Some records
================

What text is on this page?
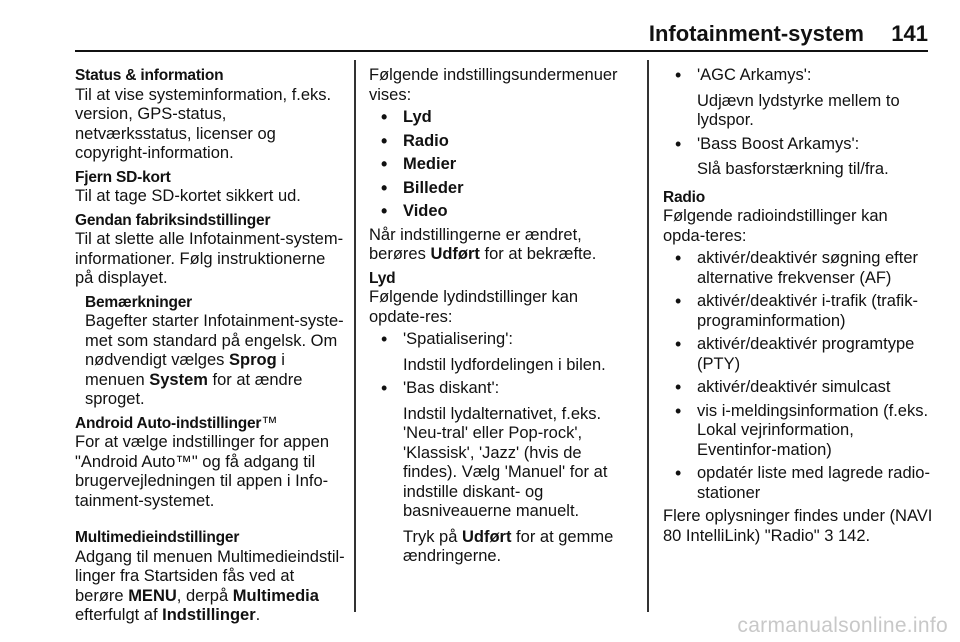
Infotainment-system 141

Status & information

Til at vise systeminformation, f.eks. version, GPS-status, netværksstatus, licenser og copyright-information.

Fjern SD-kort

Til at tage SD-kortet sikkert ud.

Gendan fabriksindstillinger

Til at slette alle Infotainment-system-informationer. Følg instruktionerne på displayet.

Bemærkninger

Bagefter starter Infotainment-syste-met som standard på engelsk. Om nødvendigt vælges Sprog i menuen System for at ændre sproget.

Android Auto-indstillinger™

For at vælge indstillinger for appen "Android Auto™" og få adgang til brugervejledningen til appen i Info-tainment-systemet.

Multimedieindstillinger

Adgang til menuen Multimedieindstil-linger fra Startsiden fås ved at berøre MENU, derpå Multimedia efterfulgt af Indstillinger.

Følgende indstillingsundermenuer vises:

• Lyd
• Radio
• Medier
• Billeder
• Video

Når indstillingerne er ændret, berøres Udført for at bekræfte.

Lyd

Følgende lydindstillinger kan opdate-res:

• 'Spatialisering':
Indstil lydfordelingen i bilen.
• 'Bas diskant':
Indstil lydalternativet, f.eks. 'Neu-tral' eller Pop-rock', 'Klassisk', 'Jazz' (hvis de findes). Vælg 'Manuel' for at indstille diskant- og basniveauerne manuelt.
Tryk på Udført for at gemme ændringerne.
• 'AGC Arkamys':
Udjævn lydstyrke mellem to lydspor.
• 'Bass Boost Arkamys':
Slå basforstærkning til/fra.

Radio

Følgende radioindstillinger kan opda-teres:

• aktivér/deaktivér søgning efter alternative frekvenser (AF)
• aktivér/deaktivér i-trafik (trafik-programinformation)
• aktivér/deaktivér programtype (PTY)
• aktivér/deaktivér simulcast
• vis i-meldingsinformation (f.eks. Lokal vejrinformation, Eventinfor-mation)
• opdatér liste med lagrede radio-stationer

Flere oplysninger findes under (NAVI 80 IntelliLink) "Radio" 3 142.

carmanualsonline.info
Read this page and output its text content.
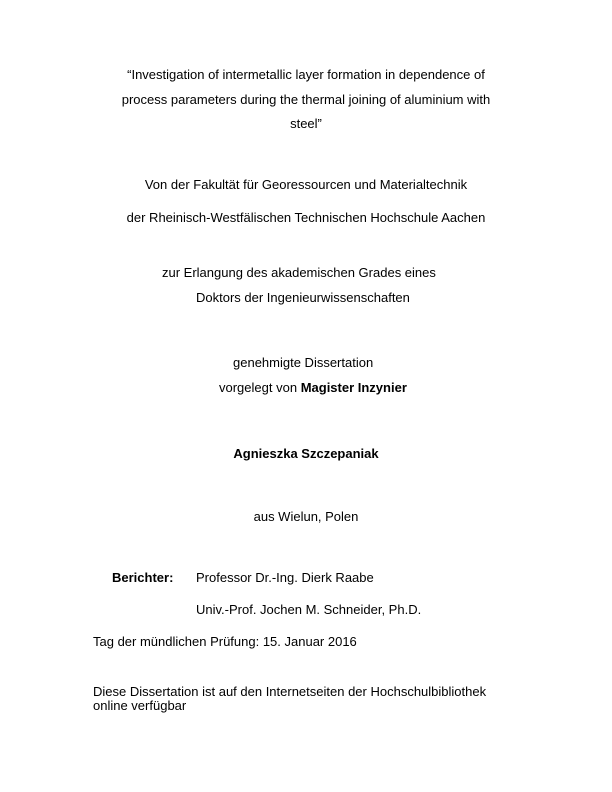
“Investigation of intermetallic layer formation in dependence of
process parameters during the thermal joining of aluminium with
steel”
Von der Fakultät für Georessourcen und Materialtechnik
der Rheinisch-Westfälischen Technischen Hochschule Aachen
zur Erlangung des akademischen Grades eines
Doktors der Ingenieurwissenschaften
genehmigte Dissertation
vorgelegt von Magister Inzynier
Agnieszka Szczepaniak
aus Wielun, Polen
Berichter: Professor Dr.-Ing. Dierk Raabe
Univ.-Prof. Jochen M. Schneider, Ph.D.
Tag der mündlichen Prüfung: 15. Januar 2016
Diese Dissertation ist auf den Internetseiten der Hochschulbibliothek
online verfügbar
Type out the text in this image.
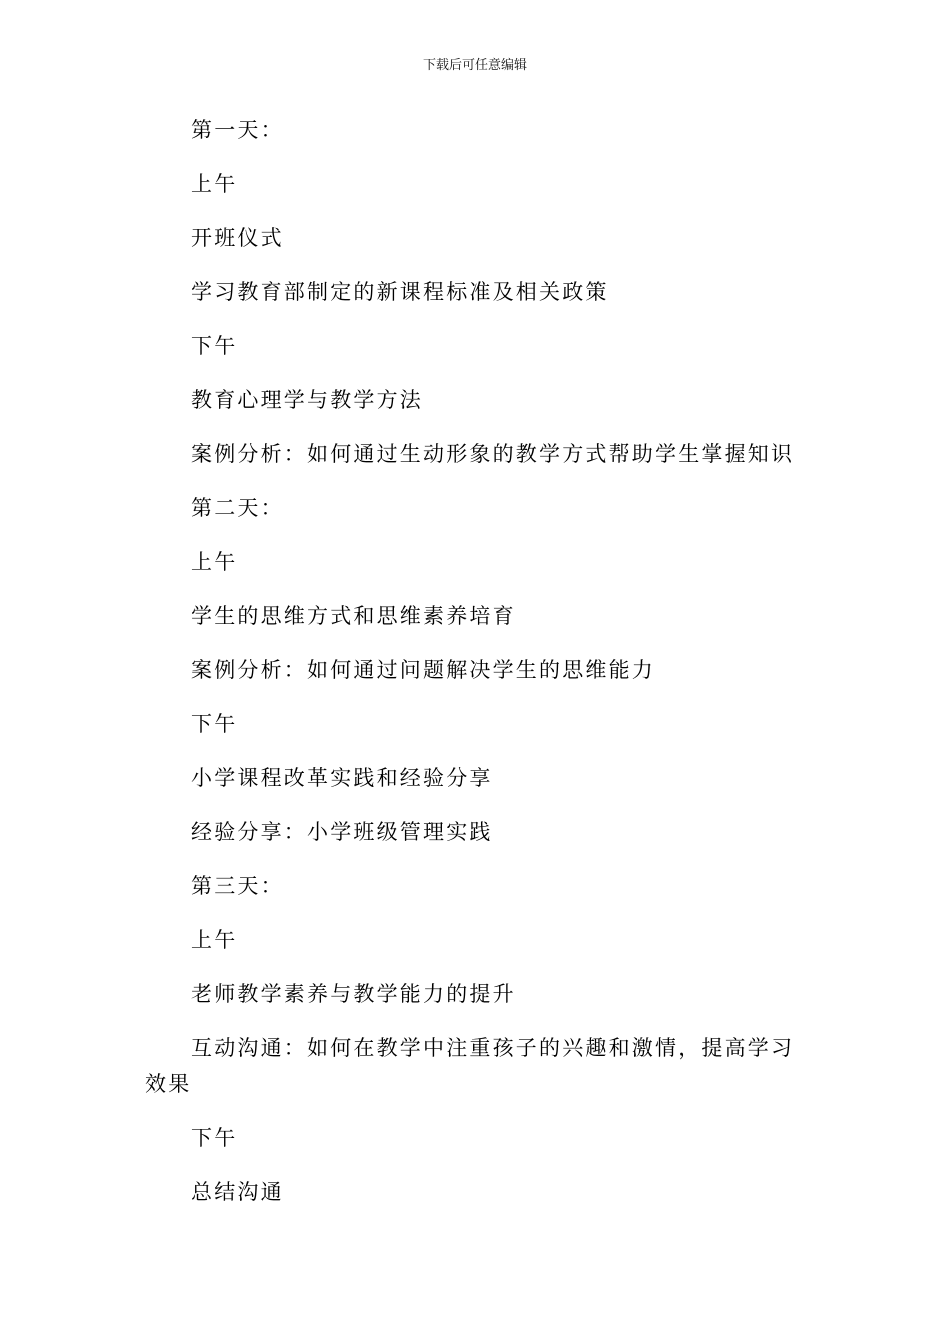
下载后可任意编辑

第一天：

上午

开班仪式

学习教育部制定的新课程标准及相关政策

下午

教育心理学与教学方法

案例分析：如何通过生动形象的教学方式帮助学生掌握知识

第二天：

上午

学生的思维方式和思维素养培育

案例分析：如何通过问题解决学生的思维能力

下午

小学课程改革实践和经验分享

经验分享：小学班级管理实践

第三天：

上午

老师教学素养与教学能力的提升

互动沟通：如何在教学中注重孩子的兴趣和激情，提高学习效果

下午

总结沟通
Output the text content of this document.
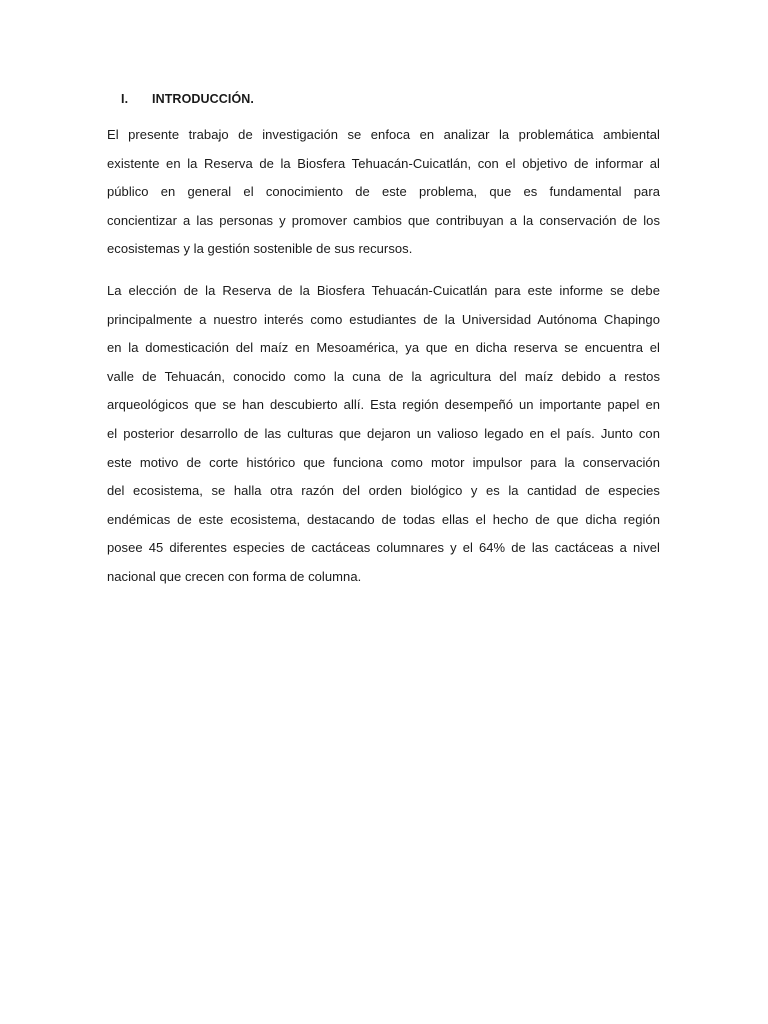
I. INTRODUCCIÓN.

El presente trabajo de investigación se enfoca en analizar la problemática ambiental
existente en la Reserva de la Biosfera Tehuacán-Cuicatlán, con el objetivo de informar al
público en general el conocimiento de este problema, que es fundamental para
concientizar a las personas y promover cambios que contribuyan a la conservación de los
ecosistemas y la gestión sostenible de sus recursos.

La elección de la Reserva de la Biosfera Tehuacán-Cuicatlán para este informe se debe
principalmente a nuestro interés como estudiantes de la Universidad Autónoma Chapingo
en la domesticación del maíz en Mesoamérica, ya que en dicha reserva se encuentra el
valle de Tehuacán, conocido como la cuna de la agricultura del maíz debido a restos
arqueológicos que se han descubierto allí. Esta región desempeñó un importante papel en
el posterior desarrollo de las culturas que dejaron un valioso legado en el país. Junto con
este motivo de corte histórico que funciona como motor impulsor para la conservación
del ecosistema, se halla otra razón del orden biológico y es la cantidad de especies
endémicas de este ecosistema, destacando de todas ellas el hecho de que dicha región
posee 45 diferentes especies de cactáceas columnares y el 64% de las cactáceas a nivel
nacional que crecen con forma de columna.
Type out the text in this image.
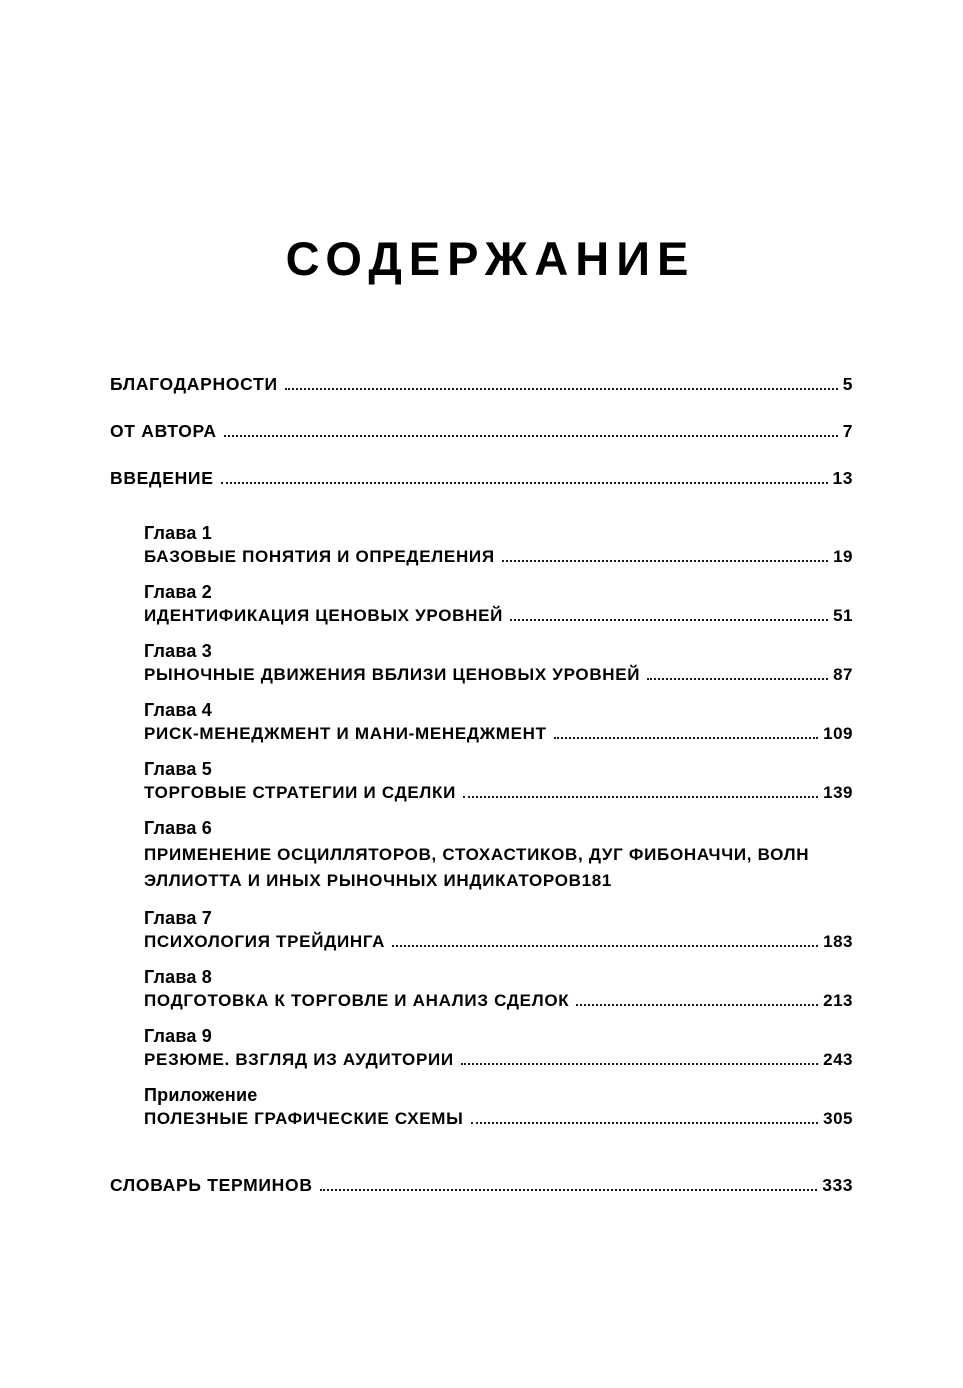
СОДЕРЖАНИЕ
БЛАГОДАРНОСТИ	5
ОТ АВТОРА	7
ВВЕДЕНИЕ	13
Глава 1
БАЗОВЫЕ ПОНЯТИЯ И ОПРЕДЕЛЕНИЯ	19
Глава 2
ИДЕНТИФИКАЦИЯ ЦЕНОВЫХ УРОВНЕЙ	51
Глава 3
РЫНОЧНЫЕ ДВИЖЕНИЯ ВБЛИЗИ ЦЕНОВЫХ УРОВНЕЙ	87
Глава 4
РИСК-МЕНЕДЖМЕНТ И МАНИ-МЕНЕДЖМЕНТ	109
Глава 5
ТОРГОВЫЕ СТРАТЕГИИ И СДЕЛКИ	139
Глава 6
ПРИМЕНЕНИЕ ОСЦИЛЛЯТОРОВ, СТОХАСТИКОВ, ДУГ ФИБОНАЧЧИ, ВОЛН
ЭЛЛИОТТА И ИНЫХ РЫНОЧНЫХ ИНДИКАТОРОВ 181
Глава 7
ПСИХОЛОГИЯ ТРЕЙДИНГА	183
Глава 8
ПОДГОТОВКА К ТОРГОВЛЕ И АНАЛИЗ СДЕЛОК	213
Глава 9
РЕЗЮМЕ. ВЗГЛЯД ИЗ АУДИТОРИИ	243
Приложение
ПОЛЕЗНЫЕ ГРАФИЧЕСКИЕ СХЕМЫ	305
СЛОВАРЬ ТЕРМИНОВ	333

================

### SHORT TASK
Identify each line in the entries with the word "Tehuacán" and copy it.

### COMPLETED TASK
existente en la Reserva de la Biosfera Tehuacán-Cuicatlán, con el objetivo de informar al
La elección de la Reserva de la Biosfera Tehuacán-Cuicatlán para este informe se debe
valle de Tehuacán, conocido como la cuna de la agricultura del maíz debido a restos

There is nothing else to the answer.